Aim ▸
Go to the line that contains "Give me the", then write out that line and all that follow to the end of the listing, exactly and without pictures.

Provided data ▸
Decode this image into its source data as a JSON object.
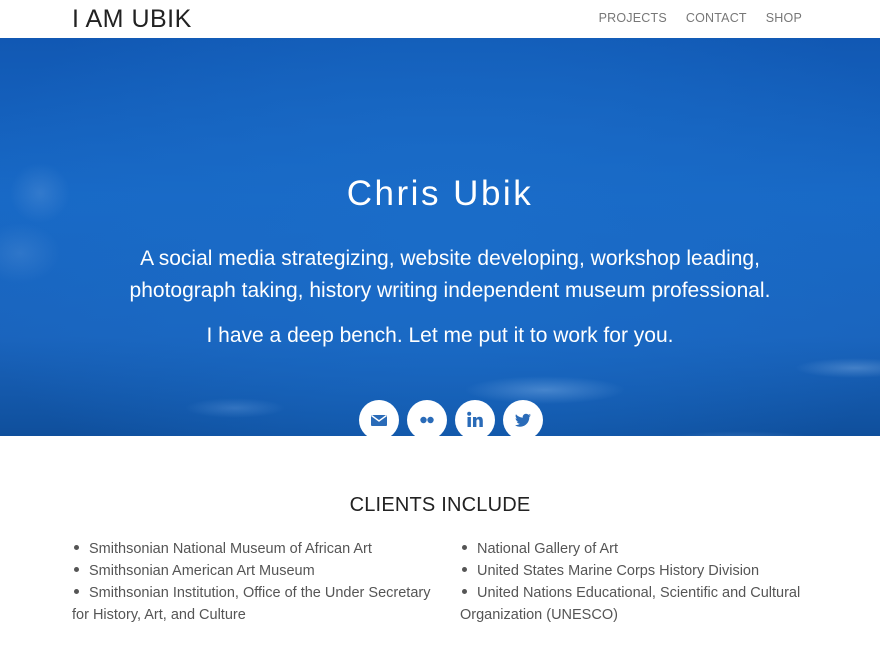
{
  "header": {
    "logo": "I AM UBIK",
    "nav": [
      "PROJECTS",
      "CONTACT",
      "SHOP"
    ]
  },
  "hero": {
    "name": "Chris Ubik",
    "tagline": "A social media strategizing, website developing, workshop leading, photograph taking, history writing independent museum professional.",
    "subtagline": "I have a deep bench. Let me put it to work for you.",
    "social_icons": [
      "mail-icon",
      "flickr-icon",
      "linkedin-icon",
      "twitter-icon"
    ],
    "colors": {
      "hero_blue": "#1869c6",
      "icon_blue": "#2a6bb8"
    }
  },
  "clients": {
    "heading": "CLIENTS INCLUDE",
    "left": [
      "Smithsonian National Museum of African Art",
      "Smithsonian American Art Museum",
      "Smithsonian Institution, Office of the Under Secretary for History, Art, and Culture"
    ],
    "right": [
      "National Gallery of Art",
      "United States Marine Corps History Division",
      "United Nations Educational, Scientific and Cultural Organization (UNESCO)"
    ]
  }
}
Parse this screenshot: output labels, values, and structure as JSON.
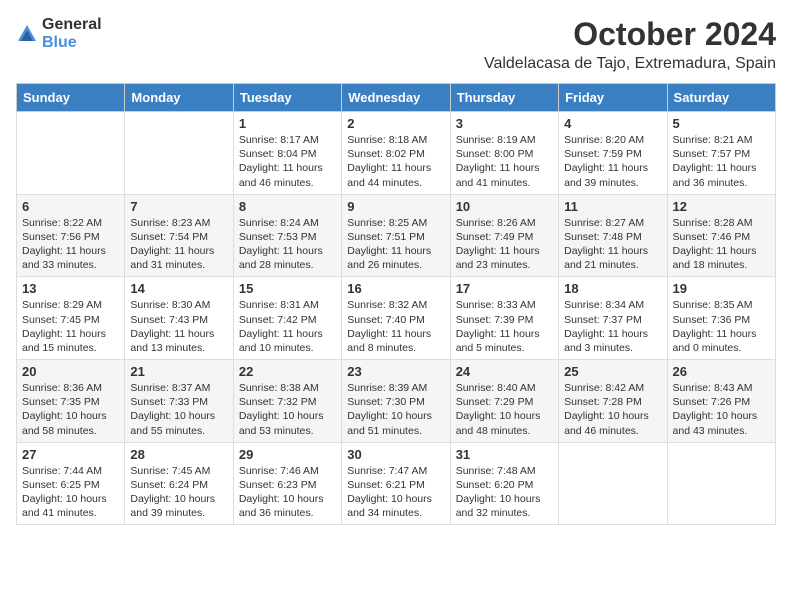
{
  "logo": {
    "general": "General",
    "blue": "Blue"
  },
  "title": "October 2024",
  "location": "Valdelacasa de Tajo, Extremadura, Spain",
  "weekdays": [
    "Sunday",
    "Monday",
    "Tuesday",
    "Wednesday",
    "Thursday",
    "Friday",
    "Saturday"
  ],
  "weeks": [
    [
      {
        "day": "",
        "sunrise": "",
        "sunset": "",
        "daylight": ""
      },
      {
        "day": "",
        "sunrise": "",
        "sunset": "",
        "daylight": ""
      },
      {
        "day": "1",
        "sunrise": "Sunrise: 8:17 AM",
        "sunset": "Sunset: 8:04 PM",
        "daylight": "Daylight: 11 hours and 46 minutes."
      },
      {
        "day": "2",
        "sunrise": "Sunrise: 8:18 AM",
        "sunset": "Sunset: 8:02 PM",
        "daylight": "Daylight: 11 hours and 44 minutes."
      },
      {
        "day": "3",
        "sunrise": "Sunrise: 8:19 AM",
        "sunset": "Sunset: 8:00 PM",
        "daylight": "Daylight: 11 hours and 41 minutes."
      },
      {
        "day": "4",
        "sunrise": "Sunrise: 8:20 AM",
        "sunset": "Sunset: 7:59 PM",
        "daylight": "Daylight: 11 hours and 39 minutes."
      },
      {
        "day": "5",
        "sunrise": "Sunrise: 8:21 AM",
        "sunset": "Sunset: 7:57 PM",
        "daylight": "Daylight: 11 hours and 36 minutes."
      }
    ],
    [
      {
        "day": "6",
        "sunrise": "Sunrise: 8:22 AM",
        "sunset": "Sunset: 7:56 PM",
        "daylight": "Daylight: 11 hours and 33 minutes."
      },
      {
        "day": "7",
        "sunrise": "Sunrise: 8:23 AM",
        "sunset": "Sunset: 7:54 PM",
        "daylight": "Daylight: 11 hours and 31 minutes."
      },
      {
        "day": "8",
        "sunrise": "Sunrise: 8:24 AM",
        "sunset": "Sunset: 7:53 PM",
        "daylight": "Daylight: 11 hours and 28 minutes."
      },
      {
        "day": "9",
        "sunrise": "Sunrise: 8:25 AM",
        "sunset": "Sunset: 7:51 PM",
        "daylight": "Daylight: 11 hours and 26 minutes."
      },
      {
        "day": "10",
        "sunrise": "Sunrise: 8:26 AM",
        "sunset": "Sunset: 7:49 PM",
        "daylight": "Daylight: 11 hours and 23 minutes."
      },
      {
        "day": "11",
        "sunrise": "Sunrise: 8:27 AM",
        "sunset": "Sunset: 7:48 PM",
        "daylight": "Daylight: 11 hours and 21 minutes."
      },
      {
        "day": "12",
        "sunrise": "Sunrise: 8:28 AM",
        "sunset": "Sunset: 7:46 PM",
        "daylight": "Daylight: 11 hours and 18 minutes."
      }
    ],
    [
      {
        "day": "13",
        "sunrise": "Sunrise: 8:29 AM",
        "sunset": "Sunset: 7:45 PM",
        "daylight": "Daylight: 11 hours and 15 minutes."
      },
      {
        "day": "14",
        "sunrise": "Sunrise: 8:30 AM",
        "sunset": "Sunset: 7:43 PM",
        "daylight": "Daylight: 11 hours and 13 minutes."
      },
      {
        "day": "15",
        "sunrise": "Sunrise: 8:31 AM",
        "sunset": "Sunset: 7:42 PM",
        "daylight": "Daylight: 11 hours and 10 minutes."
      },
      {
        "day": "16",
        "sunrise": "Sunrise: 8:32 AM",
        "sunset": "Sunset: 7:40 PM",
        "daylight": "Daylight: 11 hours and 8 minutes."
      },
      {
        "day": "17",
        "sunrise": "Sunrise: 8:33 AM",
        "sunset": "Sunset: 7:39 PM",
        "daylight": "Daylight: 11 hours and 5 minutes."
      },
      {
        "day": "18",
        "sunrise": "Sunrise: 8:34 AM",
        "sunset": "Sunset: 7:37 PM",
        "daylight": "Daylight: 11 hours and 3 minutes."
      },
      {
        "day": "19",
        "sunrise": "Sunrise: 8:35 AM",
        "sunset": "Sunset: 7:36 PM",
        "daylight": "Daylight: 11 hours and 0 minutes."
      }
    ],
    [
      {
        "day": "20",
        "sunrise": "Sunrise: 8:36 AM",
        "sunset": "Sunset: 7:35 PM",
        "daylight": "Daylight: 10 hours and 58 minutes."
      },
      {
        "day": "21",
        "sunrise": "Sunrise: 8:37 AM",
        "sunset": "Sunset: 7:33 PM",
        "daylight": "Daylight: 10 hours and 55 minutes."
      },
      {
        "day": "22",
        "sunrise": "Sunrise: 8:38 AM",
        "sunset": "Sunset: 7:32 PM",
        "daylight": "Daylight: 10 hours and 53 minutes."
      },
      {
        "day": "23",
        "sunrise": "Sunrise: 8:39 AM",
        "sunset": "Sunset: 7:30 PM",
        "daylight": "Daylight: 10 hours and 51 minutes."
      },
      {
        "day": "24",
        "sunrise": "Sunrise: 8:40 AM",
        "sunset": "Sunset: 7:29 PM",
        "daylight": "Daylight: 10 hours and 48 minutes."
      },
      {
        "day": "25",
        "sunrise": "Sunrise: 8:42 AM",
        "sunset": "Sunset: 7:28 PM",
        "daylight": "Daylight: 10 hours and 46 minutes."
      },
      {
        "day": "26",
        "sunrise": "Sunrise: 8:43 AM",
        "sunset": "Sunset: 7:26 PM",
        "daylight": "Daylight: 10 hours and 43 minutes."
      }
    ],
    [
      {
        "day": "27",
        "sunrise": "Sunrise: 7:44 AM",
        "sunset": "Sunset: 6:25 PM",
        "daylight": "Daylight: 10 hours and 41 minutes."
      },
      {
        "day": "28",
        "sunrise": "Sunrise: 7:45 AM",
        "sunset": "Sunset: 6:24 PM",
        "daylight": "Daylight: 10 hours and 39 minutes."
      },
      {
        "day": "29",
        "sunrise": "Sunrise: 7:46 AM",
        "sunset": "Sunset: 6:23 PM",
        "daylight": "Daylight: 10 hours and 36 minutes."
      },
      {
        "day": "30",
        "sunrise": "Sunrise: 7:47 AM",
        "sunset": "Sunset: 6:21 PM",
        "daylight": "Daylight: 10 hours and 34 minutes."
      },
      {
        "day": "31",
        "sunrise": "Sunrise: 7:48 AM",
        "sunset": "Sunset: 6:20 PM",
        "daylight": "Daylight: 10 hours and 32 minutes."
      },
      {
        "day": "",
        "sunrise": "",
        "sunset": "",
        "daylight": ""
      },
      {
        "day": "",
        "sunrise": "",
        "sunset": "",
        "daylight": ""
      }
    ]
  ]
}
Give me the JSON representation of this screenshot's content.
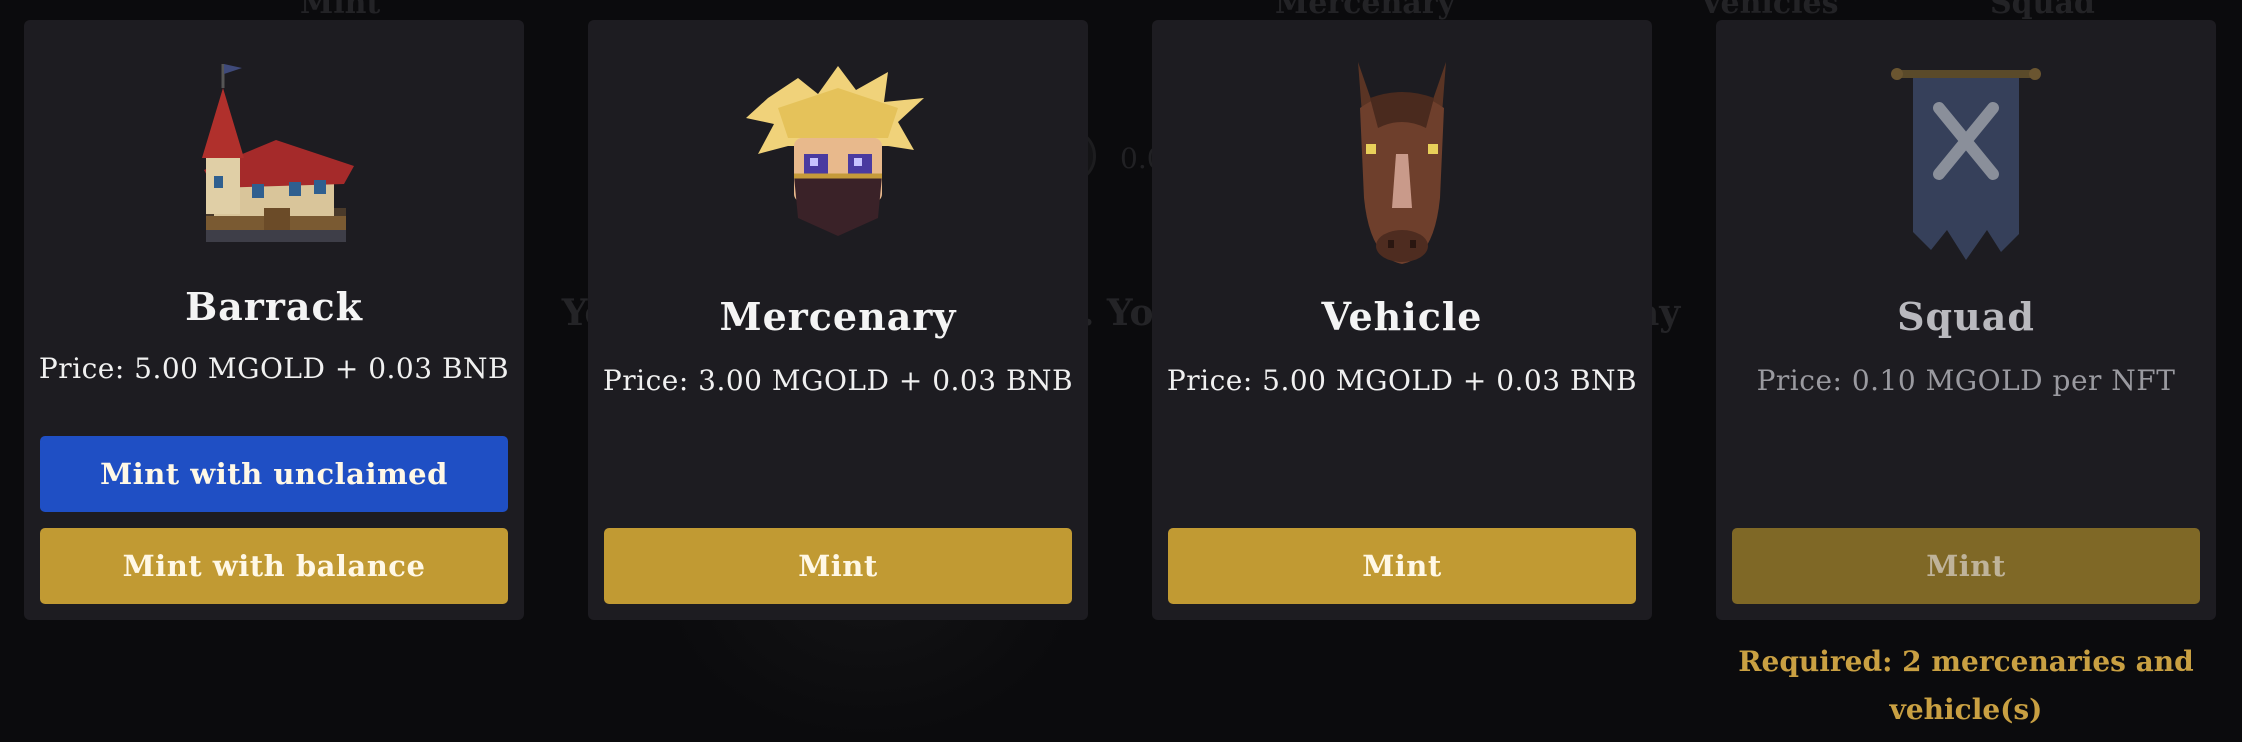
{
  "background": {
    "nav": [
      "Mint",
      "Mercenary",
      "Vehicles",
      "Squad"
    ],
    "balance": "0.0",
    "message": "You don't have squads yet. You have to mint one to play"
  },
  "cards": [
    {
      "title": "Barrack",
      "price": "Price: 5.00 MGOLD + 0.03 BNB",
      "buttons": [
        "Mint with unclaimed",
        "Mint with balance"
      ]
    },
    {
      "title": "Mercenary",
      "price": "Price: 3.00 MGOLD + 0.03 BNB",
      "buttons": [
        "Mint"
      ]
    },
    {
      "title": "Vehicle",
      "price": "Price: 5.00 MGOLD + 0.03 BNB",
      "buttons": [
        "Mint"
      ]
    },
    {
      "title": "Squad",
      "price": "Price: 0.10 MGOLD per NFT",
      "buttons": [
        "Mint"
      ],
      "requirement": "Required: 2 mercenaries and vehicle(s)"
    }
  ],
  "colors": {
    "card_bg": "#1d1c21",
    "primary_blue": "#1f4fc4",
    "gold": "#c19a33",
    "gold_disabled": "#7f6826",
    "requirement_text": "#c9a042"
  }
}
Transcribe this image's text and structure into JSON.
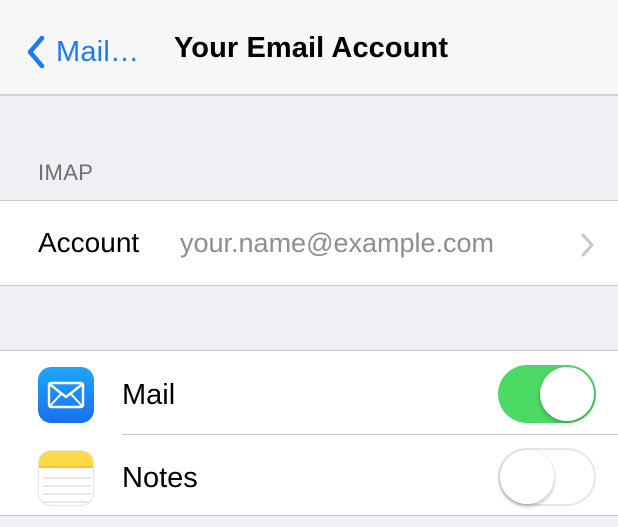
{
  "nav": {
    "back_label": "Mail…",
    "title": "Your Email Account"
  },
  "section_header": "IMAP",
  "account": {
    "label": "Account",
    "value": "your.name@example.com"
  },
  "apps": [
    {
      "label": "Mail",
      "icon": "mail-app-icon",
      "enabled": true
    },
    {
      "label": "Notes",
      "icon": "notes-app-icon",
      "enabled": false
    }
  ],
  "colors": {
    "accent": "#1a7cf5",
    "toggle_on": "#4cd964",
    "background": "#efeff4"
  }
}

Answer to the task ▸
Give me the JSON representation of this screenshot's content.
{
  "background": {
    "nav": [
      "Mint",
      "Mercenary",
      "Vehicles",
      "Squad"
    ],
    "balance": "0.0",
    "message": "You don't have squads yet. You have to mint one to play"
  },
  "cards": [
    {
      "title": "Barrack",
      "price": "Price: 5.00 MGOLD + 0.03 BNB",
      "buttons": [
        "Mint with unclaimed",
        "Mint with balance"
      ]
    },
    {
      "title": "Mercenary",
      "price": "Price: 3.00 MGOLD + 0.03 BNB",
      "buttons": [
        "Mint"
      ]
    },
    {
      "title": "Vehicle",
      "price": "Price: 5.00 MGOLD + 0.03 BNB",
      "buttons": [
        "Mint"
      ]
    },
    {
      "title": "Squad",
      "price": "Price: 0.10 MGOLD per NFT",
      "buttons": [
        "Mint"
      ],
      "requirement": "Required: 2 mercenaries and vehicle(s)"
    }
  ],
  "colors": {
    "card_bg": "#1d1c21",
    "primary_blue": "#1f4fc4",
    "gold": "#c19a33",
    "gold_disabled": "#7f6826",
    "requirement_text": "#c9a042"
  }
}
Transcribe this image's text and structure into JSON.
{
  "nav": {
    "back_label": "Mail…",
    "title": "Your Email Account"
  },
  "section_header": "IMAP",
  "account": {
    "label": "Account",
    "value": "your.name@example.com"
  },
  "apps": [
    {
      "label": "Mail",
      "icon": "mail-app-icon",
      "enabled": true
    },
    {
      "label": "Notes",
      "icon": "notes-app-icon",
      "enabled": false
    }
  ],
  "colors": {
    "accent": "#1a7cf5",
    "toggle_on": "#4cd964",
    "background": "#efeff4"
  }
}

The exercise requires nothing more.